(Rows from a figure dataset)
————————

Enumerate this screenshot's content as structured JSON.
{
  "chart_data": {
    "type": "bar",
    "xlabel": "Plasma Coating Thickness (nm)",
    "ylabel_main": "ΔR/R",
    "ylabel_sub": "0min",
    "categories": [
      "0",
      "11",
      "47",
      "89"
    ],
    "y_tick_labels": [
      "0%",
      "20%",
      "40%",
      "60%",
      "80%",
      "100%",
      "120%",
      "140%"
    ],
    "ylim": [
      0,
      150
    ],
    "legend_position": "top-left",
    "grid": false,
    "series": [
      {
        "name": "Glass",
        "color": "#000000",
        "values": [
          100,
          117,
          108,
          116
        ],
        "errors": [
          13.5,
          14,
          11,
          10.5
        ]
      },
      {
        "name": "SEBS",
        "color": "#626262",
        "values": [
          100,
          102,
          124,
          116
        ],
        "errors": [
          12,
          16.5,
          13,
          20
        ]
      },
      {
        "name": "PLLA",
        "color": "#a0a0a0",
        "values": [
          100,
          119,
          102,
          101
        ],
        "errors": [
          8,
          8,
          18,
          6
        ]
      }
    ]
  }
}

————————

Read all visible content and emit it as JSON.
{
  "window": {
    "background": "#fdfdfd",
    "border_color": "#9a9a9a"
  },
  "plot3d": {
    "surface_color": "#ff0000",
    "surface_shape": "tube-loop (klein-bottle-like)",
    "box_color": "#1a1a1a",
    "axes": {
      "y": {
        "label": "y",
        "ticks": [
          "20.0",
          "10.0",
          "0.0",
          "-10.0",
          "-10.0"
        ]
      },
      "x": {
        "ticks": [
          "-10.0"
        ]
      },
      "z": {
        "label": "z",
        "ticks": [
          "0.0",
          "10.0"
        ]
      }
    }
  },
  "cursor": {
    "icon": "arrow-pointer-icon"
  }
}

————————

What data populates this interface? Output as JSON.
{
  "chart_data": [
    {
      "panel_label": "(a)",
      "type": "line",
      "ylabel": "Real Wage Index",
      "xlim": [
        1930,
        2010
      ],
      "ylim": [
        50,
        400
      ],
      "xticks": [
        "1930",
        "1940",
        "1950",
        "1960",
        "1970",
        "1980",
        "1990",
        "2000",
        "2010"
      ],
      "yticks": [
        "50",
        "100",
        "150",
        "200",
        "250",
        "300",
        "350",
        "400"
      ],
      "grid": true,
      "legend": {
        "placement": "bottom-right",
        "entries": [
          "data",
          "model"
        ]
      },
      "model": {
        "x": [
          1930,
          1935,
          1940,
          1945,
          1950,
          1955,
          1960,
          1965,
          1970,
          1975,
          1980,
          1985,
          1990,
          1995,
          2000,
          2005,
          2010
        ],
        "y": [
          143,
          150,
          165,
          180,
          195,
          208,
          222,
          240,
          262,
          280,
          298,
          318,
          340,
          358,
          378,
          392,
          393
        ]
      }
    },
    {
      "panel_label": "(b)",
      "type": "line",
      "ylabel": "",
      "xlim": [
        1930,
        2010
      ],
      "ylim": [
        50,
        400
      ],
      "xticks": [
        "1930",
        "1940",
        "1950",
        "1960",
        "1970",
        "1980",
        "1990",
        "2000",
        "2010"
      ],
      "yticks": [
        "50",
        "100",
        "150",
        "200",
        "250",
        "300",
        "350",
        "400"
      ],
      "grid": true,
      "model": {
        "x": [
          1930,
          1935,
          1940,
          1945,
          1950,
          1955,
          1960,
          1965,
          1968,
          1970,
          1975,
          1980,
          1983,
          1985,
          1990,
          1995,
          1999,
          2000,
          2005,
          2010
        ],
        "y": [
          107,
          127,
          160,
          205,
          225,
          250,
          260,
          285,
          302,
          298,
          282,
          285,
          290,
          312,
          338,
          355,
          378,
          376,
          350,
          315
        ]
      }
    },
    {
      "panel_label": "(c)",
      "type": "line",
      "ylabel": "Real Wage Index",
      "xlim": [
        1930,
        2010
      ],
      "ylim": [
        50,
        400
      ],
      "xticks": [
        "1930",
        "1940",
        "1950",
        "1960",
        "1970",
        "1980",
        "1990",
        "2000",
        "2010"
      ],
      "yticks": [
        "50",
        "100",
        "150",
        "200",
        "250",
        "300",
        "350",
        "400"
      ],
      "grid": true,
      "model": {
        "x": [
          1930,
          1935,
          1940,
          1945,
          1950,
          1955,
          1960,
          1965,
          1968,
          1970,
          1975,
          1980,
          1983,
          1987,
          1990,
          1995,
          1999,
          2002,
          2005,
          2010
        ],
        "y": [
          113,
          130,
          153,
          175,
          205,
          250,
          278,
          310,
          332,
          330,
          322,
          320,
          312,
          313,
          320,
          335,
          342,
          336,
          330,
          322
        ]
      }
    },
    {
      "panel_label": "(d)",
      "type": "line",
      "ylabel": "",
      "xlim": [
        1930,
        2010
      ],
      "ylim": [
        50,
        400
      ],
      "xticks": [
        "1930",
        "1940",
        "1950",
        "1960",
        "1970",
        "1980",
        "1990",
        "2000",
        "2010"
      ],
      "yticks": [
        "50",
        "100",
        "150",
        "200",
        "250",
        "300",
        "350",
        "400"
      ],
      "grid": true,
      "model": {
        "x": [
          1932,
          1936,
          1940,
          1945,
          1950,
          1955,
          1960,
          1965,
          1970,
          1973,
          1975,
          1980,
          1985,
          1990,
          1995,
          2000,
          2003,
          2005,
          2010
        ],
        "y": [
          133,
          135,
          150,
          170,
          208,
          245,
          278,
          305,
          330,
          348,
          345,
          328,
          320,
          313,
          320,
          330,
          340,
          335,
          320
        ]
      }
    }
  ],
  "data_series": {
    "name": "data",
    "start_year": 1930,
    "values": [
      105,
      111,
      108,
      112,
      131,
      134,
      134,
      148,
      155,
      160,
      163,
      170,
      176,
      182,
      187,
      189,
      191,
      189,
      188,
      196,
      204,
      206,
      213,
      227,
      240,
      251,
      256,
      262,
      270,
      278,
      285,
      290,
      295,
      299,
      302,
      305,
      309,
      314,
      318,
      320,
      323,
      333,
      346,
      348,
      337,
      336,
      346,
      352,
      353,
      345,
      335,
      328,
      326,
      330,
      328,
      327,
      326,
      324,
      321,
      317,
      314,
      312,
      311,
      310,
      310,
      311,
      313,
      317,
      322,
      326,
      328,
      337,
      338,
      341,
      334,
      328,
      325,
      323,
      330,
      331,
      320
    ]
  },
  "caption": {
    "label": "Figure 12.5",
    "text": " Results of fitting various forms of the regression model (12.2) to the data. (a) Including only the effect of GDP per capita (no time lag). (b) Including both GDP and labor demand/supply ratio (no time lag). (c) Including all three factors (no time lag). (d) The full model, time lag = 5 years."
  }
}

————————

**Exercise objective:** Check each line above for the string "name", then copy the ones that have it.

**Result of this task:**
        "name": "Glass",
        "name": "SEBS",
        "name": "PLLA",
    "name": "data",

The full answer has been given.